- WRITTEN PROBLEM: What follows is a block of records; reproduce all of it verbatim.

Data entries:
·····
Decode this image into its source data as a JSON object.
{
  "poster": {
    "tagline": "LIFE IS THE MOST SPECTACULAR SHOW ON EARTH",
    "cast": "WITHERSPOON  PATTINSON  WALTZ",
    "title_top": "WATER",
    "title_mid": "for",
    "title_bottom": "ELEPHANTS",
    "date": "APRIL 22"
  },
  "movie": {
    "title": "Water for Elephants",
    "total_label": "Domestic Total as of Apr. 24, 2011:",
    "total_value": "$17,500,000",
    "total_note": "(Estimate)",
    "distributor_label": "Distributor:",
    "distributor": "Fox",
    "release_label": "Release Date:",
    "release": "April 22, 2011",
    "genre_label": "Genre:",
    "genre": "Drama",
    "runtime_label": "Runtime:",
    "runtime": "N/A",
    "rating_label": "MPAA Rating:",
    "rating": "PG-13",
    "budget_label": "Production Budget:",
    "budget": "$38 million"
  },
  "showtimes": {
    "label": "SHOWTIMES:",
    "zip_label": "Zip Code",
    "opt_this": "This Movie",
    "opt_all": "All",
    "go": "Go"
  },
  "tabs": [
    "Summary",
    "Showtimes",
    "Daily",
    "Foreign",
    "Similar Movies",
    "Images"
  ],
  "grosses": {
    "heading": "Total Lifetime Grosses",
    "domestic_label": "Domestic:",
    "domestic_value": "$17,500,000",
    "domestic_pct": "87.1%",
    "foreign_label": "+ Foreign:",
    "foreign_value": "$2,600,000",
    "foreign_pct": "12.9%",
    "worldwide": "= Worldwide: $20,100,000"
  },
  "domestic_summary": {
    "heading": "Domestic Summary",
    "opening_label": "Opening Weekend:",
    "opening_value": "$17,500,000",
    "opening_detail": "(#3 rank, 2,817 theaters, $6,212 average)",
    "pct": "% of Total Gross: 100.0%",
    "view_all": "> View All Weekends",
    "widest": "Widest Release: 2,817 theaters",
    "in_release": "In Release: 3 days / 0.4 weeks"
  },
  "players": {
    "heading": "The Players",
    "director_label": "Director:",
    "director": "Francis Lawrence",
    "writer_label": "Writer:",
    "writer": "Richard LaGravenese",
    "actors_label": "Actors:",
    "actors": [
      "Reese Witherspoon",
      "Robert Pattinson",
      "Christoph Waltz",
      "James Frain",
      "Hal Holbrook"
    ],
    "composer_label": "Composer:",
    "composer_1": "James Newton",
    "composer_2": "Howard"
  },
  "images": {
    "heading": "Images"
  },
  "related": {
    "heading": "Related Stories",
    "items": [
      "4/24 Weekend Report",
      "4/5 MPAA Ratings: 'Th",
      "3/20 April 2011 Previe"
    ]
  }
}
·····
- RESULT:
Decode this image into its source data as a JSON object.
{
  "poster": {
    "tagline": "LIFE IS THE MOST SPECTACULAR SHOW ON EARTH",
    "cast": "WITHERSPOON  PATTINSON  WALTZ",
    "title_top": "WATER",
    "title_mid": "for",
    "title_bottom": "ELEPHANTS",
    "date": "APRIL 22"
  },
  "movie": {
    "title": "Water for Elephants",
    "total_label": "Domestic Total as of Apr. 24, 2011:",
    "total_value": "$17,500,000",
    "total_note": "(Estimate)",
    "distributor_label": "Distributor:",
    "distributor": "Fox",
    "release_label": "Release Date:",
    "release": "April 22, 2011",
    "genre_label": "Genre:",
    "genre": "Drama",
    "runtime_label": "Runtime:",
    "runtime": "N/A",
    "rating_label": "MPAA Rating:",
    "rating": "PG-13",
    "budget_label": "Production Budget:",
    "budget": "$38 million"
  },
  "showtimes": {
    "label": "SHOWTIMES:",
    "zip_label": "Zip Code",
    "opt_this": "This Movie",
    "opt_all": "All",
    "go": "Go"
  },
  "tabs": [
    "Summary",
    "Showtimes",
    "Daily",
    "Foreign",
    "Similar Movies",
    "Images"
  ],
  "grosses": {
    "heading": "Total Lifetime Grosses",
    "domestic_label": "Domestic:",
    "domestic_value": "$17,500,000",
    "domestic_pct": "87.1%",
    "foreign_label": "+ Foreign:",
    "foreign_value": "$2,600,000",
    "foreign_pct": "12.9%",
    "worldwide": "= Worldwide: $20,100,000"
  },
  "domestic_summary": {
    "heading": "Domestic Summary",
    "opening_label": "Opening Weekend:",
    "opening_value": "$17,500,000",
    "opening_detail": "(#3 rank, 2,817 theaters, $6,212 average)",
    "pct": "% of Total Gross: 100.0%",
    "view_all": "> View All Weekends",
    "widest": "Widest Release: 2,817 theaters",
    "in_release": "In Release: 3 days / 0.4 weeks"
  },
  "players": {
    "heading": "The Players",
    "director_label": "Director:",
    "director": "Francis Lawrence",
    "writer_label": "Writer:",
    "writer": "Richard LaGravenese",
    "actors_label": "Actors:",
    "actors": [
      "Reese Witherspoon",
      "Robert Pattinson",
      "Christoph Waltz",
      "James Frain",
      "Hal Holbrook"
    ],
    "composer_label": "Composer:",
    "composer_1": "James Newton",
    "composer_2": "Howard"
  },
  "images": {
    "heading": "Images"
  },
  "related": {
    "heading": "Related Stories",
    "items": [
      "4/24 Weekend Report",
      "4/5 MPAA Ratings: 'Th",
      "3/20 April 2011 Previe"
    ]
  }
}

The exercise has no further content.